----- SUPPLIED MATERIAL

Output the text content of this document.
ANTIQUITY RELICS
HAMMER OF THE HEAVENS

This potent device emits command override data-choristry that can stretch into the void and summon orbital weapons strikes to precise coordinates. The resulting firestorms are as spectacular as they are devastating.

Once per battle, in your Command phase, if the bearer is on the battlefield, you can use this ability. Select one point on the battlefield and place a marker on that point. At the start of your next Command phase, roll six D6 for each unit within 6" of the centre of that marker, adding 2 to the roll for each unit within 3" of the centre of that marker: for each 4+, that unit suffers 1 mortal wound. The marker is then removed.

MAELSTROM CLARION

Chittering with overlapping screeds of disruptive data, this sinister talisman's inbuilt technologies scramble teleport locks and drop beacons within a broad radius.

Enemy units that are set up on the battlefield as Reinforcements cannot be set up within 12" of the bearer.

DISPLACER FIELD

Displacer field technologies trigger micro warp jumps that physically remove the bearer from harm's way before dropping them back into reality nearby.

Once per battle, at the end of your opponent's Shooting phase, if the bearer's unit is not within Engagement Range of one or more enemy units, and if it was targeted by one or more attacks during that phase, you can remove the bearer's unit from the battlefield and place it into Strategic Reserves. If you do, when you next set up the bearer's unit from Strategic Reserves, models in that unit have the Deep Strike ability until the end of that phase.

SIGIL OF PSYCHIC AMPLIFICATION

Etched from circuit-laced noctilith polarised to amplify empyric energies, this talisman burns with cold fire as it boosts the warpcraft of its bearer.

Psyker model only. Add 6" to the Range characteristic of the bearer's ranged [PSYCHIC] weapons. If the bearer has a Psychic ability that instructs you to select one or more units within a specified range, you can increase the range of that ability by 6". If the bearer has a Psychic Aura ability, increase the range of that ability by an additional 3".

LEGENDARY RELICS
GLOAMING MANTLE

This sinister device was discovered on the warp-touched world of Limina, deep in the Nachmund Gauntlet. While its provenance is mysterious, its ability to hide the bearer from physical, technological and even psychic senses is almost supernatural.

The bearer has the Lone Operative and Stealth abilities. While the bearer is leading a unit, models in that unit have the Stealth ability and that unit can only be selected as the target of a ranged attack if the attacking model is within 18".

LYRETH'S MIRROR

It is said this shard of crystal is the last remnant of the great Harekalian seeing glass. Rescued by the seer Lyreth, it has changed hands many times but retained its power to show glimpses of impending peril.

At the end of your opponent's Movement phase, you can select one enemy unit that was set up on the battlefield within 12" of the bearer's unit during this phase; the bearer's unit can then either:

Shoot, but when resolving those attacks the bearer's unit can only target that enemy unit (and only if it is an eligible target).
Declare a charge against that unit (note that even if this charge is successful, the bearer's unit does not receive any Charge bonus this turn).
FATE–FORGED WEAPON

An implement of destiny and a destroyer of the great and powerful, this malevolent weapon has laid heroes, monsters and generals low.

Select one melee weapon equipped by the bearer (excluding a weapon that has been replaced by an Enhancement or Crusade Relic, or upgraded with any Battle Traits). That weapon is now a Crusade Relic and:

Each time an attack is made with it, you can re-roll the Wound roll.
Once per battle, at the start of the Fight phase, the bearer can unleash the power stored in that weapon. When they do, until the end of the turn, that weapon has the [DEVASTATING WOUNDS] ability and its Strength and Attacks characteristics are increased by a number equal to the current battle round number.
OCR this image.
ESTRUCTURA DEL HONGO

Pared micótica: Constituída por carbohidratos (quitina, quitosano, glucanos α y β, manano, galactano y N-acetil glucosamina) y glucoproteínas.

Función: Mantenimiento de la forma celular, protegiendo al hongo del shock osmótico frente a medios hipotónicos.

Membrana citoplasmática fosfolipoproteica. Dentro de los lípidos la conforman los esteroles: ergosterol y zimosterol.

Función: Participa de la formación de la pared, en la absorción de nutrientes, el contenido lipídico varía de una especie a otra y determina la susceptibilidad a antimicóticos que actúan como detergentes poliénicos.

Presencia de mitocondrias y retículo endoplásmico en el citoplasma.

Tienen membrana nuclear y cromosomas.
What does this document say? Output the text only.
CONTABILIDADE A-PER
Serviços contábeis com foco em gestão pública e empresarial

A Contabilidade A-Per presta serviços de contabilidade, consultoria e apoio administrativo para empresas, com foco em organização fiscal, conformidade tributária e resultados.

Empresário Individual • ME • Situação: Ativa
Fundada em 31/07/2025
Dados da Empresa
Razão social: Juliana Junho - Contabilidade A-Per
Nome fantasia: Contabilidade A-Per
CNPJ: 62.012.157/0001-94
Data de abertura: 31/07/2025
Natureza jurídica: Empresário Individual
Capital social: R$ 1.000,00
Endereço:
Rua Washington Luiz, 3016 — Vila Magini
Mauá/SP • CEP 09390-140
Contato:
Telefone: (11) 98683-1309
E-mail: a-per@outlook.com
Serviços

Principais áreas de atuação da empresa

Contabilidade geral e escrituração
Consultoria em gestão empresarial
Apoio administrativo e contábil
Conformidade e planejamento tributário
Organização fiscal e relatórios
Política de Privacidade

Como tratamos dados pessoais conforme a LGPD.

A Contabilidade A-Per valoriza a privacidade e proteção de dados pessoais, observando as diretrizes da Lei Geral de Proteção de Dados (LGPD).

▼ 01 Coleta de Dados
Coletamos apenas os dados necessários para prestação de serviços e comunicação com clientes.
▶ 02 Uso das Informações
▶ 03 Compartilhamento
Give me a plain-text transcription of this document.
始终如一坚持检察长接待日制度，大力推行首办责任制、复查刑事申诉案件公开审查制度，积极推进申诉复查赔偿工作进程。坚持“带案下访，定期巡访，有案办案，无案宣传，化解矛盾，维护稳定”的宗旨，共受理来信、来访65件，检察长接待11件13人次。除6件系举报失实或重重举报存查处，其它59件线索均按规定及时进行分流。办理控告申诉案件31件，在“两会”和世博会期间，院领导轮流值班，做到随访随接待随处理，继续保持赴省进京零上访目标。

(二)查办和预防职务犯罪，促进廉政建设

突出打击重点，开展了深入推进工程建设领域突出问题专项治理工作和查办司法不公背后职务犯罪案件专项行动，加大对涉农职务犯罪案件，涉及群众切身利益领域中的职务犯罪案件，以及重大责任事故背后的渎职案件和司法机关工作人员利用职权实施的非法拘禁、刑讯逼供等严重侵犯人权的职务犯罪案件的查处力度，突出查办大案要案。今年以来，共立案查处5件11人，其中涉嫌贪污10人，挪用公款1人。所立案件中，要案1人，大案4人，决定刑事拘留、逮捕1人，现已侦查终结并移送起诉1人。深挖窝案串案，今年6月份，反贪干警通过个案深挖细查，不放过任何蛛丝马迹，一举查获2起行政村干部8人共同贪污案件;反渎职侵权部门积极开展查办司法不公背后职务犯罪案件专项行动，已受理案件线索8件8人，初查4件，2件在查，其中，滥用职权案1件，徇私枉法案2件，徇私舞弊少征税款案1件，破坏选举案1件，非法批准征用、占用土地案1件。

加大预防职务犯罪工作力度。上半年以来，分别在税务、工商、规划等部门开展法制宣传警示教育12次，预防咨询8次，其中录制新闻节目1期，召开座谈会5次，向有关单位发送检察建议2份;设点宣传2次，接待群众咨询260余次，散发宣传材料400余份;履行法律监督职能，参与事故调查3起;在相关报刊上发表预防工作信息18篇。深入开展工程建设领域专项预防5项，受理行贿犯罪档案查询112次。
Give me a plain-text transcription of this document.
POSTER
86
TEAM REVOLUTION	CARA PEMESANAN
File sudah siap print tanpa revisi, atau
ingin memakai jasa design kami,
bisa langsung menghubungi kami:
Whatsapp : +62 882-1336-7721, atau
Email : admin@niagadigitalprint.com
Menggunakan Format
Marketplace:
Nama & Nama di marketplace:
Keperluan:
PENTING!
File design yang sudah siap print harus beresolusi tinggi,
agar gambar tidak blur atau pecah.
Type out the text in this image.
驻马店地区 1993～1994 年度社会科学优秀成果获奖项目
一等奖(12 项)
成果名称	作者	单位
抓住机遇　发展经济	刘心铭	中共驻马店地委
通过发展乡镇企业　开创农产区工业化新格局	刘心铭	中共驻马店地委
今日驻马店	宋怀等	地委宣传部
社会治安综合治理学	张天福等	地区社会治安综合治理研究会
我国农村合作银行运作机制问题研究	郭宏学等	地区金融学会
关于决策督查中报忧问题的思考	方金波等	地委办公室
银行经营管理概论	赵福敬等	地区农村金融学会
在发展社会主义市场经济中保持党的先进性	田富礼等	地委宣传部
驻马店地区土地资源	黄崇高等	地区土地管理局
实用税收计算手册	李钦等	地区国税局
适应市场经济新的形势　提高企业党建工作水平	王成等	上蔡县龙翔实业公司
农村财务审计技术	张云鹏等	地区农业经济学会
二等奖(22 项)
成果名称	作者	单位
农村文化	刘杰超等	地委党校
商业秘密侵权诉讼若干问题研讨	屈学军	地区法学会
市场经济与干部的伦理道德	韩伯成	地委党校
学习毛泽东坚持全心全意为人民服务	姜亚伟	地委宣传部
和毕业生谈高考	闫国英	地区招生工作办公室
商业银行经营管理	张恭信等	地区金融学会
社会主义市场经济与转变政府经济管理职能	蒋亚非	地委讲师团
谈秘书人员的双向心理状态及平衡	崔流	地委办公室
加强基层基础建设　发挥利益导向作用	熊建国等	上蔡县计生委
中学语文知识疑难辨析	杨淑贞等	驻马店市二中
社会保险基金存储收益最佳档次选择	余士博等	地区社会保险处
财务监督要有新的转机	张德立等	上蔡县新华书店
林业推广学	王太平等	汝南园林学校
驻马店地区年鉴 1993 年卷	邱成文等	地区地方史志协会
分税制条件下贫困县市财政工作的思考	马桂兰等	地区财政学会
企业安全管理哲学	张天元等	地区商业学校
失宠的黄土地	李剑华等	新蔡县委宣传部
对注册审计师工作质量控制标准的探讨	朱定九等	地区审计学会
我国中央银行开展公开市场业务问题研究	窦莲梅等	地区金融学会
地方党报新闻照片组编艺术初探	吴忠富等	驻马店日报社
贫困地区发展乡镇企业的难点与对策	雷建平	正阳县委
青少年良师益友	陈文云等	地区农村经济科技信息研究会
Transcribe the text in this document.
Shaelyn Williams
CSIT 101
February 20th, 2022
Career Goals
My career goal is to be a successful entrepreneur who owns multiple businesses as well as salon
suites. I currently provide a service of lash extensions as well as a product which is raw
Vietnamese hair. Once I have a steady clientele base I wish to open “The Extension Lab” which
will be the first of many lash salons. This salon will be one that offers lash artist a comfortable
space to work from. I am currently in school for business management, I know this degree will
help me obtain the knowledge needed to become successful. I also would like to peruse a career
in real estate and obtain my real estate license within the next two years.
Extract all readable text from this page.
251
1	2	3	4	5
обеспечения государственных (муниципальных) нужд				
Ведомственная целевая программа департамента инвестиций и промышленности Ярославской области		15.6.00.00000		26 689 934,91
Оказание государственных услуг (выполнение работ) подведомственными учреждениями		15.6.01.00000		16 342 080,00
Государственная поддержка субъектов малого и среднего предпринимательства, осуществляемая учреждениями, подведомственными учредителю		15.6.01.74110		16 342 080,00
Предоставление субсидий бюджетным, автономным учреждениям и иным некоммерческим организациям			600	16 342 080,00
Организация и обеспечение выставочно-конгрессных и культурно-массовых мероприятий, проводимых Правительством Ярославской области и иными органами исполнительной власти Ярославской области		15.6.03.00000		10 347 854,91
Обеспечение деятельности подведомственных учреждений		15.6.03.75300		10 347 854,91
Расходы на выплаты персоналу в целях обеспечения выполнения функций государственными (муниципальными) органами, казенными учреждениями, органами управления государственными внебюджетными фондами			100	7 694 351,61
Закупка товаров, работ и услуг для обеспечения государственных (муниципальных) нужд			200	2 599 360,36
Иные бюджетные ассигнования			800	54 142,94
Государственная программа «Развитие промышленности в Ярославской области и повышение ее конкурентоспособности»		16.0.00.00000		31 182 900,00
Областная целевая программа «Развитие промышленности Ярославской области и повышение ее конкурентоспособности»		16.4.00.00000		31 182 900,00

----------

- [TASK] Filter the data, keeping only the lines that contain "Государственная".

- [FINAL ANSWER]
Государственная поддержка субъектов малого и среднего предпринимательства, осуществляемая учреждениями, подведомственными учредителю		15.6.01.74110		16 342 080,00
Государственная программа «Развитие промышленности в Ярославской области и повышение ее конкурентоспособности»		16.0.00.00000		31 182 900,00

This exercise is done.